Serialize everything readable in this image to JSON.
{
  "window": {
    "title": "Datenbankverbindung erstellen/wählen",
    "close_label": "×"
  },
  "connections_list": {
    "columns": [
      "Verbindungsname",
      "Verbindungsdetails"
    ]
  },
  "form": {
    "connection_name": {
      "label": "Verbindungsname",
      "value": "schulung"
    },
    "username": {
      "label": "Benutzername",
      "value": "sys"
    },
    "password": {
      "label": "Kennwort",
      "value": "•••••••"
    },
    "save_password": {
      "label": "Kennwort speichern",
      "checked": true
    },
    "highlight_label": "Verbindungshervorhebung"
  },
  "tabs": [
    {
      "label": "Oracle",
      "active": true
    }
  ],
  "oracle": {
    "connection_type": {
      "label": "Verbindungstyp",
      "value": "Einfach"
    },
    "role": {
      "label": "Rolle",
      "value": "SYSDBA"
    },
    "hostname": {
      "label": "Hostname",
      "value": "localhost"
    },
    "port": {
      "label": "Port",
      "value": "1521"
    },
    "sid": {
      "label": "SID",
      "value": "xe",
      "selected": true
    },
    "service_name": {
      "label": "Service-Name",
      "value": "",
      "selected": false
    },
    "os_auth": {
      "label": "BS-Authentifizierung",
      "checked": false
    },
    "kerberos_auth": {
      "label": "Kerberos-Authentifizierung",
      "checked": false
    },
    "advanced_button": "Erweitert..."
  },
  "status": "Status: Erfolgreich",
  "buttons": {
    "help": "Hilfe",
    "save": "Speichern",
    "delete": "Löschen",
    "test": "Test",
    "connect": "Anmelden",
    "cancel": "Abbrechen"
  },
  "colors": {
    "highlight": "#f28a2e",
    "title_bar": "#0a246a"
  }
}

* * *

> **CHALLENGE**:
Count the lines in the records above that hold the word "Kennwort", and give only that number.

> **SOLUTION TO THIS TASK**:
2